RECORDS PROVIDED:

---

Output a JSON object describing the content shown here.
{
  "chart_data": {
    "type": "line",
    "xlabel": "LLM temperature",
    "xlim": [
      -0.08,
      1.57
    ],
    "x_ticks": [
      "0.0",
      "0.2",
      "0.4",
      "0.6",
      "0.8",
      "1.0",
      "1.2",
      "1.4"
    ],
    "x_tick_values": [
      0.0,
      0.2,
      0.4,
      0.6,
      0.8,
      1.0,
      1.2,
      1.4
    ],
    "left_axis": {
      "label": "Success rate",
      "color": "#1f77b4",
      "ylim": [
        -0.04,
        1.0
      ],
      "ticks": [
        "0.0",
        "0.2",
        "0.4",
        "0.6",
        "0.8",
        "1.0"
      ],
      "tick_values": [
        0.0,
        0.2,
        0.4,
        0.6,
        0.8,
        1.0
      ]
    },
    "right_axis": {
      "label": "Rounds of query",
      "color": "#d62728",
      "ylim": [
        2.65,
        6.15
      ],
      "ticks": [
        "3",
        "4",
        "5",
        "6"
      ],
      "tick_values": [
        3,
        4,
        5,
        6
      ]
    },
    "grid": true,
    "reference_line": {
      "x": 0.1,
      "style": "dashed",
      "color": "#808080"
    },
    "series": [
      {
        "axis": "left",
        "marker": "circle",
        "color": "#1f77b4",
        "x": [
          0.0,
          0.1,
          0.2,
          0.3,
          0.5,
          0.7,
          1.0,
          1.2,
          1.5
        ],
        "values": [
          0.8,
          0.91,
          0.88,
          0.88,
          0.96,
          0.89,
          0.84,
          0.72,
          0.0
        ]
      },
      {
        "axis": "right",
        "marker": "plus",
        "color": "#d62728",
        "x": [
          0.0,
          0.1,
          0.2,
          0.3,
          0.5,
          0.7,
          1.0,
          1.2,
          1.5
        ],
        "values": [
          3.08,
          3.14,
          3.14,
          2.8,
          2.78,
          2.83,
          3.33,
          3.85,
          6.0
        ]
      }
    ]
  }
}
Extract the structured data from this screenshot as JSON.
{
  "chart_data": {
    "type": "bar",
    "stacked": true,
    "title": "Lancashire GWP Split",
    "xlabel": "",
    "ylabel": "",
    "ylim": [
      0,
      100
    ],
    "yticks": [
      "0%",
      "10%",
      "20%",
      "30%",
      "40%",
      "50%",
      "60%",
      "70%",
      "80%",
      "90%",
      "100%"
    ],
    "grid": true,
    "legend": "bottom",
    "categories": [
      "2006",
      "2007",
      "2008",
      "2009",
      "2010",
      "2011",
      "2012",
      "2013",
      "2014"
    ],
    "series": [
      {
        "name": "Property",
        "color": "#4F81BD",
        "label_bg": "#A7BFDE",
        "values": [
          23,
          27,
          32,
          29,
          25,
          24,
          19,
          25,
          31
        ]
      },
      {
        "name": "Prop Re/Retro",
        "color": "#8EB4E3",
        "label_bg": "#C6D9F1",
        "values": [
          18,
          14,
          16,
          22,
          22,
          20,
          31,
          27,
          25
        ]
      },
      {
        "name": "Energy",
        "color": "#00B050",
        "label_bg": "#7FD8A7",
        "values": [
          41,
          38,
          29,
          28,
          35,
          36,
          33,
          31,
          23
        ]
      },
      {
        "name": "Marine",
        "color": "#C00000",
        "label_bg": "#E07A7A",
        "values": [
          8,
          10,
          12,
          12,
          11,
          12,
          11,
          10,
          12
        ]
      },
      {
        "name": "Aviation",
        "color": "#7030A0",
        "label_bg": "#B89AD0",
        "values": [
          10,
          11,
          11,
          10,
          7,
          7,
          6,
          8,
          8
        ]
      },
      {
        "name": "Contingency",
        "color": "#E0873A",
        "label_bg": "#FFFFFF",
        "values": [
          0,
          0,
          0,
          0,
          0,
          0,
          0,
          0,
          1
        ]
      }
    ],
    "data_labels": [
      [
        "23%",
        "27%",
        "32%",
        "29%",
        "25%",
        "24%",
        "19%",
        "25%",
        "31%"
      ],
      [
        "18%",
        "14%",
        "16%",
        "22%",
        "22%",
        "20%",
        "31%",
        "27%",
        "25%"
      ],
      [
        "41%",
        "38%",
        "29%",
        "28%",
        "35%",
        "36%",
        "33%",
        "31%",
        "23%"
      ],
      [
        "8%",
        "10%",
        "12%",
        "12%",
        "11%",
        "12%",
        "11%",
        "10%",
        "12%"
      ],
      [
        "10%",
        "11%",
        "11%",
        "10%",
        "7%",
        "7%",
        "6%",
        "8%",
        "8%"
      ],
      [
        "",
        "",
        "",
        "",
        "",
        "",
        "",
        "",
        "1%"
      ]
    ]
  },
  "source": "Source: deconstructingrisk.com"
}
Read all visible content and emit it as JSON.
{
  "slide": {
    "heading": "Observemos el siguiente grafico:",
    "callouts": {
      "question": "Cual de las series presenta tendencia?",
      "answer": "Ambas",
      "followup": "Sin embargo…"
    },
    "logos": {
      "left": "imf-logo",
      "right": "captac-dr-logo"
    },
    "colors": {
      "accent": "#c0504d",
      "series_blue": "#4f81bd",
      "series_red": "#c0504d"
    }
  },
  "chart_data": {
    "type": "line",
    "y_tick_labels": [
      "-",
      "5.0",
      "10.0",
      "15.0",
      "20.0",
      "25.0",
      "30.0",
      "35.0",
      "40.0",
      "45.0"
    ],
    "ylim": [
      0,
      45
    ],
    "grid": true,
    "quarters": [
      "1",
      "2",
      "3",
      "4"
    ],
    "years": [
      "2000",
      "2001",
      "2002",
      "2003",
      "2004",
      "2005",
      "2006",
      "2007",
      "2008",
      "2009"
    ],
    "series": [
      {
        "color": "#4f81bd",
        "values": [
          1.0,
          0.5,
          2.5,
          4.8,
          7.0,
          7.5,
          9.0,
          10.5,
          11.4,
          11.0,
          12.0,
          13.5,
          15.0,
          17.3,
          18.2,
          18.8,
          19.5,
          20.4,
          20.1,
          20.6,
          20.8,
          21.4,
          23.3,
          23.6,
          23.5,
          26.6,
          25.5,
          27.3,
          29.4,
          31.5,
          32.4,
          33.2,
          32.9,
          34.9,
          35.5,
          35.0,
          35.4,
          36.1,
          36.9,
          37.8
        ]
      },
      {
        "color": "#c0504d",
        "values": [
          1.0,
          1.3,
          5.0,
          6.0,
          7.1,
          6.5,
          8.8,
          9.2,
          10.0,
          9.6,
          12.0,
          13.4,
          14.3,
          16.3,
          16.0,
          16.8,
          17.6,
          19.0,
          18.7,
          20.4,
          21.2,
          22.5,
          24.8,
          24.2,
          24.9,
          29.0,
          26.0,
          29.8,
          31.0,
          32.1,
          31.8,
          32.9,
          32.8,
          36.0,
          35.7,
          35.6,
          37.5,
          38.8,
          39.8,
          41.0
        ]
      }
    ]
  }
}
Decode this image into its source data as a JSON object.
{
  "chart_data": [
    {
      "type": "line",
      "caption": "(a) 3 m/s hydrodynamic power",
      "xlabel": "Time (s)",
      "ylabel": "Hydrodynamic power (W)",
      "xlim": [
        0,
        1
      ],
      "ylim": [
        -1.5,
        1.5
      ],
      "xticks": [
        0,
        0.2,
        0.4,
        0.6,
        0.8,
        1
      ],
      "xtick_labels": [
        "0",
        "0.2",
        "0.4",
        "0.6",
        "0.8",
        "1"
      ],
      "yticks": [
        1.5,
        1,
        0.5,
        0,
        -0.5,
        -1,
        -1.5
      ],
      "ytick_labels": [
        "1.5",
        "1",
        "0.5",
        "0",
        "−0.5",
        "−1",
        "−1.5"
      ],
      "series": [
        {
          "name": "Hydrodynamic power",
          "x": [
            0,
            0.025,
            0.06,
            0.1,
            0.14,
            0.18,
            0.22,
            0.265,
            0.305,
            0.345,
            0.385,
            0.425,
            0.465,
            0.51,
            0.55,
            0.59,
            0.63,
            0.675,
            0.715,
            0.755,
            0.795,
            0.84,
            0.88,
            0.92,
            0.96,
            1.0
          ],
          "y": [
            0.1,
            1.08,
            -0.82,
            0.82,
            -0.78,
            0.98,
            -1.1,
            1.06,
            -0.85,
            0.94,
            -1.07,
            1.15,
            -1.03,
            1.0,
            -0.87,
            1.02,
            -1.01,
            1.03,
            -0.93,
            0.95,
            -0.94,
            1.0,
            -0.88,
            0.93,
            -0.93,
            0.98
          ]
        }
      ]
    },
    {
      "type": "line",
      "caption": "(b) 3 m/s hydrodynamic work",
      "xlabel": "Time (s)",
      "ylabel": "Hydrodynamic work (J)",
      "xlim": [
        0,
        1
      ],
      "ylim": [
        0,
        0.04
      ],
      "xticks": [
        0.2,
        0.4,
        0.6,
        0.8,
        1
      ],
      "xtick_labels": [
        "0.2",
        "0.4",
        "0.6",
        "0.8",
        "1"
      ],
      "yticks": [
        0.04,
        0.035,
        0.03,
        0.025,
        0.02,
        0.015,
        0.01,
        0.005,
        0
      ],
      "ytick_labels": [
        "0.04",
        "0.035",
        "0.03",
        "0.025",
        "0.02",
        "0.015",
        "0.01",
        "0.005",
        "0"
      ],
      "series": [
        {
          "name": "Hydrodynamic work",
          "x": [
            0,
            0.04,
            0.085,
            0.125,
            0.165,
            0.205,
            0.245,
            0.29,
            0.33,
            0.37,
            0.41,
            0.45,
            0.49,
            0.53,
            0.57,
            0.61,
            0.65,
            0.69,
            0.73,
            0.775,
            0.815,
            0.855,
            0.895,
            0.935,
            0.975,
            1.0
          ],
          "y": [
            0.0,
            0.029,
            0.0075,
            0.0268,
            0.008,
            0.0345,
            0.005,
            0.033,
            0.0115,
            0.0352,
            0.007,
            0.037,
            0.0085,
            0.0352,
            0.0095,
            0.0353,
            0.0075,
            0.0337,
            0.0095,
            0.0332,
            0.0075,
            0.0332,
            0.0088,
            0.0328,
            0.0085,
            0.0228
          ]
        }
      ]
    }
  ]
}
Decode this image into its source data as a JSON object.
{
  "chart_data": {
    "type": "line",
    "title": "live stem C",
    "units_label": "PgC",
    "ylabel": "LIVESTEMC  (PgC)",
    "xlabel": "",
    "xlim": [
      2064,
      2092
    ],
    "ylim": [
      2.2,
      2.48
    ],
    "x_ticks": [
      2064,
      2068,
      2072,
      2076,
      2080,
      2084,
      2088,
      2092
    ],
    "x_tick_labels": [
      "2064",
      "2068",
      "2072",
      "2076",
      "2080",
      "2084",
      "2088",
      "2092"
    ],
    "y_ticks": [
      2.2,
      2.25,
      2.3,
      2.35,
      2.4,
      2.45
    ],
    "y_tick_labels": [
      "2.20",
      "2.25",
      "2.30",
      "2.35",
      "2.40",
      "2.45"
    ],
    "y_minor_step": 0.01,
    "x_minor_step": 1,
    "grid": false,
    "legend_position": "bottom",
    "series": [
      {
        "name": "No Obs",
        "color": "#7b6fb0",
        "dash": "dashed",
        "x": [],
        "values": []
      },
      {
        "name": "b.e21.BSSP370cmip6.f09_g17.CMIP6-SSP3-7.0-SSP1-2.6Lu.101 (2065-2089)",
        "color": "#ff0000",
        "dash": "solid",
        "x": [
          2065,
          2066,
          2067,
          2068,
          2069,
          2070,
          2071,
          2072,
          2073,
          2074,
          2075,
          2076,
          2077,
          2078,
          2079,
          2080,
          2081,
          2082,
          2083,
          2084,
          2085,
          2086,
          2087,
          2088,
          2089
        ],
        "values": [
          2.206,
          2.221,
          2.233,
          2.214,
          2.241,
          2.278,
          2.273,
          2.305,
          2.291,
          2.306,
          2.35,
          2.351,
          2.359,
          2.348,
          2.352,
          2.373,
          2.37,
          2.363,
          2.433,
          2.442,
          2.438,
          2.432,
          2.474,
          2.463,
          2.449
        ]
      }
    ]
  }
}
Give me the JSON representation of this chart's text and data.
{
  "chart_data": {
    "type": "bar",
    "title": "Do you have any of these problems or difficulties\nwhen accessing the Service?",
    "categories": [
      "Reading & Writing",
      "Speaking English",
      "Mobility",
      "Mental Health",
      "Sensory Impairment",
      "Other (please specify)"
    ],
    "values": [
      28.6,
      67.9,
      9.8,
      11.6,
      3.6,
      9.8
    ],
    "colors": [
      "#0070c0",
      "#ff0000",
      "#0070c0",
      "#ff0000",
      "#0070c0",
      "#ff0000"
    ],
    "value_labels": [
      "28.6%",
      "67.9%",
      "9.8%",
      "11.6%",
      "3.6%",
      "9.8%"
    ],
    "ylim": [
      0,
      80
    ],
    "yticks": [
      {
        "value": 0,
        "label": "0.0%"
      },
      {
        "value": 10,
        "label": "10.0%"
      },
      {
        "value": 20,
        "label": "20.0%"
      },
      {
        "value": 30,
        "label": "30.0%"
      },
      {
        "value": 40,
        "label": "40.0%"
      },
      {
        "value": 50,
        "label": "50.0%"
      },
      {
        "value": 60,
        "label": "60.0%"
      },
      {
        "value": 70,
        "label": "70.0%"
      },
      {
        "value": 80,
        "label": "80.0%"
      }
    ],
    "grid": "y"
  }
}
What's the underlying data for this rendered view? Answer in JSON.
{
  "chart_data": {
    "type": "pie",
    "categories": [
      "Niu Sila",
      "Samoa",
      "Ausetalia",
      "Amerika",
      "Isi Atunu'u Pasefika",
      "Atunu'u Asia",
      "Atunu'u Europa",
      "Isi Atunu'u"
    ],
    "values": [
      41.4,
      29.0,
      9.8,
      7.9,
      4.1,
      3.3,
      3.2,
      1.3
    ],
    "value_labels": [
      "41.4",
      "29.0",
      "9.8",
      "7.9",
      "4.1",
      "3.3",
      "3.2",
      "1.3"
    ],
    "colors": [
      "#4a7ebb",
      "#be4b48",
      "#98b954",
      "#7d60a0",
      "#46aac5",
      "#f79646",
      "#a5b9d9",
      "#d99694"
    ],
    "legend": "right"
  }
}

---

WHAT TO DO: For the listing above, identify each line bearing "bottom".

SOLUTION TO THIS EXERCISE:
    "legend": "bottom",
    "legend_position": "bottom",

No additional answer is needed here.